**Problem to solve**: Retype the data that follows line by line, exactly, and leave its pictures out.

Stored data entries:
══════
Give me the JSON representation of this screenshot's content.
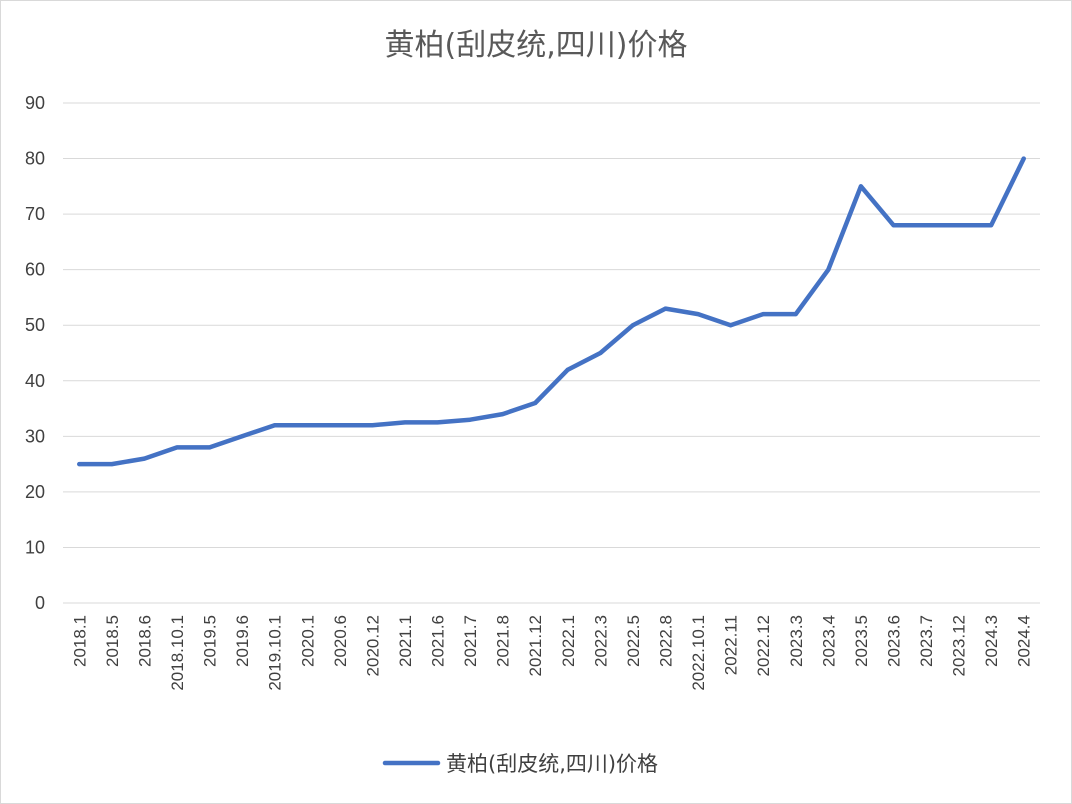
{
  "chart_data": {
    "type": "line",
    "title": "黄柏(刮皮统,四川)价格",
    "xlabel": "",
    "ylabel": "",
    "ylim": [
      0,
      90
    ],
    "yticks": [
      0,
      10,
      20,
      30,
      40,
      50,
      60,
      70,
      80,
      90
    ],
    "grid": true,
    "legend_position": "bottom",
    "categories": [
      "2018.1",
      "2018.5",
      "2018.6",
      "2018.10.1",
      "2019.5",
      "2019.6",
      "2019.10.1",
      "2020.1",
      "2020.6",
      "2020.12",
      "2021.1",
      "2021.6",
      "2021.7",
      "2021.8",
      "2021.12",
      "2022.1",
      "2022.3",
      "2022.5",
      "2022.8",
      "2022.10.1",
      "2022.11",
      "2022.12",
      "2023.3",
      "2023.4",
      "2023.5",
      "2023.6",
      "2023.7",
      "2023.12",
      "2024.3",
      "2024.4"
    ],
    "series": [
      {
        "name": "黄柏(刮皮统,四川)价格",
        "color": "#4472c4",
        "values": [
          25,
          25,
          26,
          28,
          28,
          30,
          32,
          32,
          32,
          32,
          32.5,
          32.5,
          33,
          34,
          36,
          42,
          45,
          50,
          53,
          52,
          50,
          52,
          52,
          60,
          75,
          68,
          68,
          68,
          68,
          80
        ]
      }
    ]
  }
}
══════
**Solution for this problem**:
Give me the JSON representation of this screenshot's content.
{
  "chart_data": {
    "type": "line",
    "title": "黄柏(刮皮统,四川)价格",
    "xlabel": "",
    "ylabel": "",
    "ylim": [
      0,
      90
    ],
    "yticks": [
      0,
      10,
      20,
      30,
      40,
      50,
      60,
      70,
      80,
      90
    ],
    "grid": true,
    "legend_position": "bottom",
    "categories": [
      "2018.1",
      "2018.5",
      "2018.6",
      "2018.10.1",
      "2019.5",
      "2019.6",
      "2019.10.1",
      "2020.1",
      "2020.6",
      "2020.12",
      "2021.1",
      "2021.6",
      "2021.7",
      "2021.8",
      "2021.12",
      "2022.1",
      "2022.3",
      "2022.5",
      "2022.8",
      "2022.10.1",
      "2022.11",
      "2022.12",
      "2023.3",
      "2023.4",
      "2023.5",
      "2023.6",
      "2023.7",
      "2023.12",
      "2024.3",
      "2024.4"
    ],
    "series": [
      {
        "name": "黄柏(刮皮统,四川)价格",
        "color": "#4472c4",
        "values": [
          25,
          25,
          26,
          28,
          28,
          30,
          32,
          32,
          32,
          32,
          32.5,
          32.5,
          33,
          34,
          36,
          42,
          45,
          50,
          53,
          52,
          50,
          52,
          52,
          60,
          75,
          68,
          68,
          68,
          68,
          80
        ]
      }
    ]
  }
}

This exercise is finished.